Stated task =
Find the string "以下项目的总和" and gather every line that holds it.

Extracted material =
┄┄┄┄┄┄┄┄┄┄

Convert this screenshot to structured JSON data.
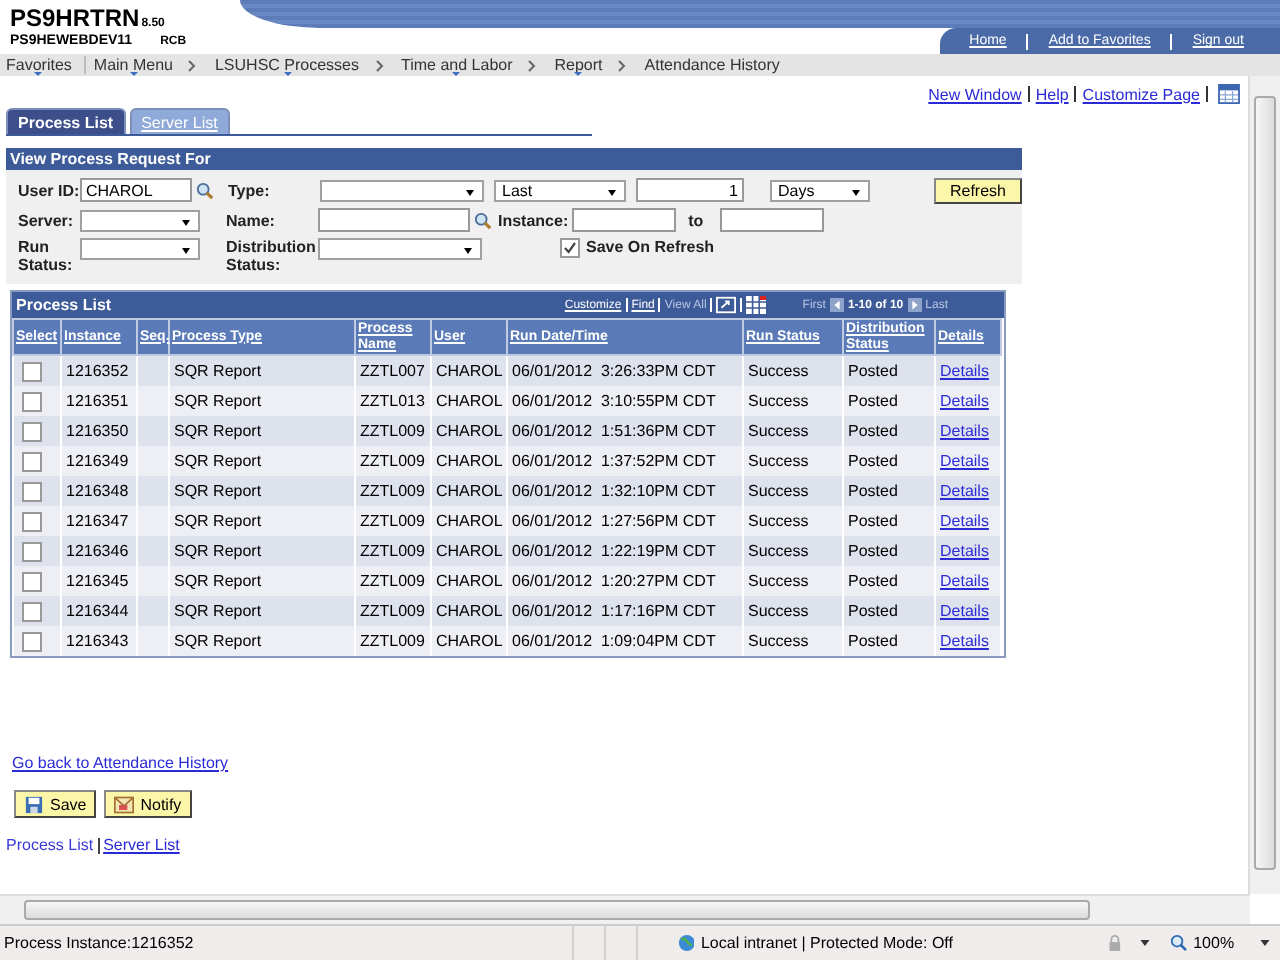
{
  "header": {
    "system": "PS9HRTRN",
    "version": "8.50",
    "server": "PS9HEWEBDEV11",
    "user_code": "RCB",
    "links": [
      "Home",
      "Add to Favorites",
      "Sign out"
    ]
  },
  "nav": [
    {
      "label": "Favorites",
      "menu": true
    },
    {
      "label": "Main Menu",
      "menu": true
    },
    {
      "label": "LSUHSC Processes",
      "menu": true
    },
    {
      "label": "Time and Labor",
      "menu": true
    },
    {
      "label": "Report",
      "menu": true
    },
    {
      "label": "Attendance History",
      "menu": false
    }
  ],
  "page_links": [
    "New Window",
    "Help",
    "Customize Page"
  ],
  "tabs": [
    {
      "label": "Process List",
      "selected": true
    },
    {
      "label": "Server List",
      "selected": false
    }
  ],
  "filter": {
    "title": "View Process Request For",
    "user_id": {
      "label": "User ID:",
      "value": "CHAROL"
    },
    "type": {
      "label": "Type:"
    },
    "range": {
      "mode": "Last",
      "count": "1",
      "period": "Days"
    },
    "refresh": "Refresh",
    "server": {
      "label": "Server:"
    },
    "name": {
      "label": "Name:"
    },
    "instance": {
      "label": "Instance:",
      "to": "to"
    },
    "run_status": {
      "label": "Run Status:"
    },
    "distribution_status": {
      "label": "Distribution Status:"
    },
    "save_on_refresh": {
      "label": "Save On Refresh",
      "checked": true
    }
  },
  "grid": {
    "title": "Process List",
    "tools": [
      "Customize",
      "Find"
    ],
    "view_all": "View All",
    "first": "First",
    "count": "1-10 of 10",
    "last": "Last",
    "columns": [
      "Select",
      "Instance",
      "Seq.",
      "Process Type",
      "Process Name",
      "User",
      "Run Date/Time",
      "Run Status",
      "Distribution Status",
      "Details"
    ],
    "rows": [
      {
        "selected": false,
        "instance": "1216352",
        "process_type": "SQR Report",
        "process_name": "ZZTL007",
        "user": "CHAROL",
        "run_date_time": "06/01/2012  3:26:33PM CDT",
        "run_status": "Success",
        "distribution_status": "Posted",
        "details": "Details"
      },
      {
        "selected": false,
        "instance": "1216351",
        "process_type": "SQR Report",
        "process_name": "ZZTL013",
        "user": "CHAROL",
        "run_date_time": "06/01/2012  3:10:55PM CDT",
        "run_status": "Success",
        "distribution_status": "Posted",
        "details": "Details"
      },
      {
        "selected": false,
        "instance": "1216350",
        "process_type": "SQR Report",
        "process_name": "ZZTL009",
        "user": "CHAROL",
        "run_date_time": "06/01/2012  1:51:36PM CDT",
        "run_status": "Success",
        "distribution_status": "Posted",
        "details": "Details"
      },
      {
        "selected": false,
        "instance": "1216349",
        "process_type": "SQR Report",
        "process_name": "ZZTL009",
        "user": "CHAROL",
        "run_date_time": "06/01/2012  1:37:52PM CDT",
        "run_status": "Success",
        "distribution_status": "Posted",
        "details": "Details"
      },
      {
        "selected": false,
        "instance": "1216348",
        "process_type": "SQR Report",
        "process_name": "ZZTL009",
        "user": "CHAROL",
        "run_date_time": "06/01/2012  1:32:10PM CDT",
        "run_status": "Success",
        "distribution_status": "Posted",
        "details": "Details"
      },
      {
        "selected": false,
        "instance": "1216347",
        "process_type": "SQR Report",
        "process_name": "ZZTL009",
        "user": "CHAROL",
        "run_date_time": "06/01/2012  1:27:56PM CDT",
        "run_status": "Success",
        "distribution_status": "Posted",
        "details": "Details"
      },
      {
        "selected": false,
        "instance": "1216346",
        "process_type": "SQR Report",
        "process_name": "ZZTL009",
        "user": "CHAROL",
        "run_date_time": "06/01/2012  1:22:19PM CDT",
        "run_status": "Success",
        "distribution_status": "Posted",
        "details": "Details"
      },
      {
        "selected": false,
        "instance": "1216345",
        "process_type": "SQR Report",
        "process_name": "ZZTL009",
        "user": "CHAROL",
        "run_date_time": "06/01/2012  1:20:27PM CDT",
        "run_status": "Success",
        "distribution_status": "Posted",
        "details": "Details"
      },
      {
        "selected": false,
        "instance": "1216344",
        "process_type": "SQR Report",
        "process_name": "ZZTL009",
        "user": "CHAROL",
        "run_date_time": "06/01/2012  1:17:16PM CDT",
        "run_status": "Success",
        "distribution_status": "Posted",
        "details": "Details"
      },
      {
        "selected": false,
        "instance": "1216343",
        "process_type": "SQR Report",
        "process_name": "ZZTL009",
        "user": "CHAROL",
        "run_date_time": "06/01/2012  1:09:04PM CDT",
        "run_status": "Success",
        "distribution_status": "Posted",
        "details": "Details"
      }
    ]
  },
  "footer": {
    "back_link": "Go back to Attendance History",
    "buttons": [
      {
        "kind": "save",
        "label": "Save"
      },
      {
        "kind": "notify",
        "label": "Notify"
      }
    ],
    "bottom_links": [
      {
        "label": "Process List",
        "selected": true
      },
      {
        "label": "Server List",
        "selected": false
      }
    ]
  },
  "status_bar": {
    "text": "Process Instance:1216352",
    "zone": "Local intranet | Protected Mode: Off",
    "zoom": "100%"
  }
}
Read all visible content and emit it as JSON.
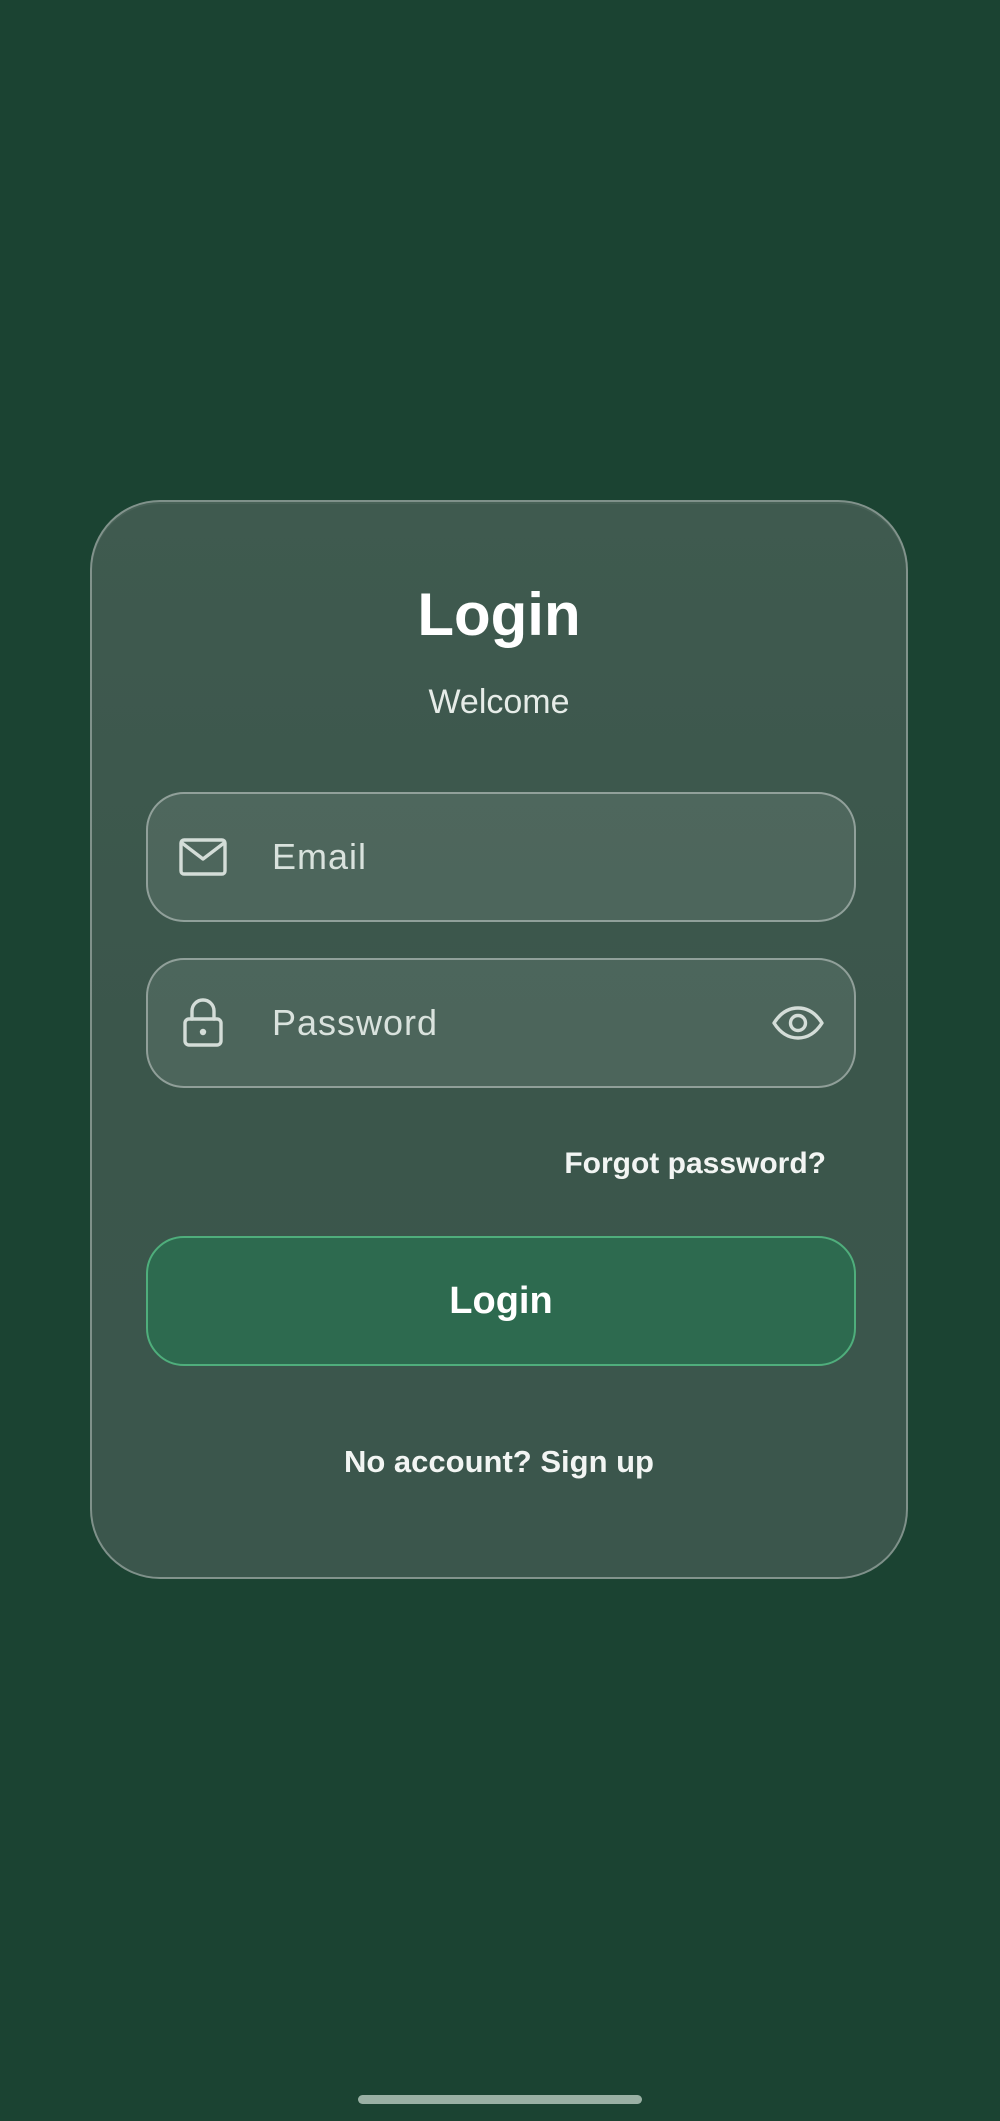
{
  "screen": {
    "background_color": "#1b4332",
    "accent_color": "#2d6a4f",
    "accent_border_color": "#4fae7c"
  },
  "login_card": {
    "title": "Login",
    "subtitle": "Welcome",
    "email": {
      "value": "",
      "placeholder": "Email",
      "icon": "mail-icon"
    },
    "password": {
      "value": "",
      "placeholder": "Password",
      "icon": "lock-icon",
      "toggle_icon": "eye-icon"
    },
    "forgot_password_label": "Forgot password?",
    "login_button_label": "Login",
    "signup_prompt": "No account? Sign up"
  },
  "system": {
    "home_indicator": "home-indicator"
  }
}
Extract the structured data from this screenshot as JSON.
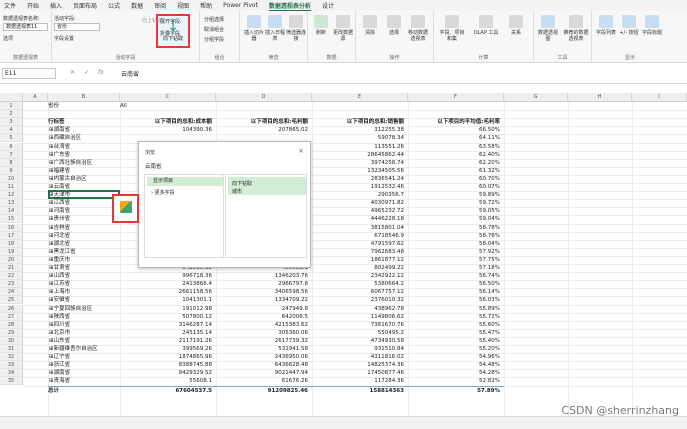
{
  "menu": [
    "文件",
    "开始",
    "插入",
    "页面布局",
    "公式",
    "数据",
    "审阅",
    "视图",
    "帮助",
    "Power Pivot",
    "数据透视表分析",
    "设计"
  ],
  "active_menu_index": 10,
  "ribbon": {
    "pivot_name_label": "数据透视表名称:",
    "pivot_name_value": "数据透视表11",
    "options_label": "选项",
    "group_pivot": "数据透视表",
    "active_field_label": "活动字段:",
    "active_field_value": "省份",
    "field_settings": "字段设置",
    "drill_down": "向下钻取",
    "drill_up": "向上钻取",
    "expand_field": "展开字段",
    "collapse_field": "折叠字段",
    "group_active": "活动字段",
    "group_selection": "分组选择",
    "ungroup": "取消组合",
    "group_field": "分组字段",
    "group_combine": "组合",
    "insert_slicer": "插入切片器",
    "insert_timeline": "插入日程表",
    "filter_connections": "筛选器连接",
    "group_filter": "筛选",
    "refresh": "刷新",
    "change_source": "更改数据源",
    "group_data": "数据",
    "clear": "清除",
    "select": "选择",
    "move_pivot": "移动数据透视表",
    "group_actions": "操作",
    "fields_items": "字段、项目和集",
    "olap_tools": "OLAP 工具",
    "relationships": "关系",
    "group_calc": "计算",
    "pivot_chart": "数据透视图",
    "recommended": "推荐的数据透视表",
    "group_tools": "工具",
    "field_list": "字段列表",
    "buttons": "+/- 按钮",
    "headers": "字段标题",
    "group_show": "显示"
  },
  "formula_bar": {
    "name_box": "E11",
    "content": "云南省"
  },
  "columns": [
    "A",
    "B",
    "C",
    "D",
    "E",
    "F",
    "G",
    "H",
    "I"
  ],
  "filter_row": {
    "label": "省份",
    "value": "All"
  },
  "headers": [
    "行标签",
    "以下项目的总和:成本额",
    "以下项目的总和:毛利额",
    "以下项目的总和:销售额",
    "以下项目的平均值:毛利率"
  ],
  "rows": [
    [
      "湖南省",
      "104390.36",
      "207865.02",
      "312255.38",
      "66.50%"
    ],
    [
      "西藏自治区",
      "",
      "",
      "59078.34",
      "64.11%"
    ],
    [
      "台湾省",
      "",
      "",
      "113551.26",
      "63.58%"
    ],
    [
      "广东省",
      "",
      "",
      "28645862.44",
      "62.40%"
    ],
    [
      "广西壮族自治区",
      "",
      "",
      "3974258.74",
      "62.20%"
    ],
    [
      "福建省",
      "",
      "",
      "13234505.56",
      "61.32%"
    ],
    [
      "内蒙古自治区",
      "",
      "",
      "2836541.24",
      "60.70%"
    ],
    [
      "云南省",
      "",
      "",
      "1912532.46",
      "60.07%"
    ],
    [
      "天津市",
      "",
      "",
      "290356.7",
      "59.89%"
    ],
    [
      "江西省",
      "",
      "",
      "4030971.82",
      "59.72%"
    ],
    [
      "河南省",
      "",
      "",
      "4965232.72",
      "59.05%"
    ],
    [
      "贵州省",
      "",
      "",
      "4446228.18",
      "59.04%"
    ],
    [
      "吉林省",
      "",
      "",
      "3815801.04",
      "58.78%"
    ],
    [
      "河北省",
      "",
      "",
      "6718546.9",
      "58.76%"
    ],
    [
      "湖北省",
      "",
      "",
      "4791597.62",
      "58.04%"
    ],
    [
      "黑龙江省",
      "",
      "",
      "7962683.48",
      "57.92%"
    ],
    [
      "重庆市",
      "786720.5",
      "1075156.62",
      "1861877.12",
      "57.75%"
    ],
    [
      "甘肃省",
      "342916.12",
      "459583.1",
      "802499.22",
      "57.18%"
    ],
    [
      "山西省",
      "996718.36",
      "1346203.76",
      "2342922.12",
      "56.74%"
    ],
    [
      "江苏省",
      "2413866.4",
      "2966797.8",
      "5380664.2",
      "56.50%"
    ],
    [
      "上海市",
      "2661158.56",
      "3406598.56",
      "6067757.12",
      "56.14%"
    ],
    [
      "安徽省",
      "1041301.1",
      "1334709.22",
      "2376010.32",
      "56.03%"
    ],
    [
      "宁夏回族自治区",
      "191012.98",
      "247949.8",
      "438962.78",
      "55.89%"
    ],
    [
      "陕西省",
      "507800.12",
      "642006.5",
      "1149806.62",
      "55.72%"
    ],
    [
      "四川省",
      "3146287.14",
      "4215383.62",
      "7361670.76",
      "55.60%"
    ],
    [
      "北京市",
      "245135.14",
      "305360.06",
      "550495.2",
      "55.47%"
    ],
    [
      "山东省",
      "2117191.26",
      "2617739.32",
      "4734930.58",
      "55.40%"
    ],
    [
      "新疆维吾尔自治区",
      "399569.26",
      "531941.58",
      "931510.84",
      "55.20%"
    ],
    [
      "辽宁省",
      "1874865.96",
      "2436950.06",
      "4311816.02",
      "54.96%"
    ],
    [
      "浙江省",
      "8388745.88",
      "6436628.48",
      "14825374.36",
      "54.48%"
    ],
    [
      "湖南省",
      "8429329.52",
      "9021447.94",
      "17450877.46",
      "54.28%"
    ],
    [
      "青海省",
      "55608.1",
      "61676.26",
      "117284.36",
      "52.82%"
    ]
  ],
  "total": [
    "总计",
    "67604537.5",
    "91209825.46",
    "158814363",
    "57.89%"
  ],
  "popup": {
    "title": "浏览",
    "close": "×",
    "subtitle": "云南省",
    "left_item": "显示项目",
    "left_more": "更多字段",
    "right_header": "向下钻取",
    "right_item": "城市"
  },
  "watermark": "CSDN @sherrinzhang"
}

┄┄┄┄┄┄┄┄┄┄

Final result =
    "以下项目的总和:成本额",
    "以下项目的总和:毛利额",
    "以下项目的总和:销售额",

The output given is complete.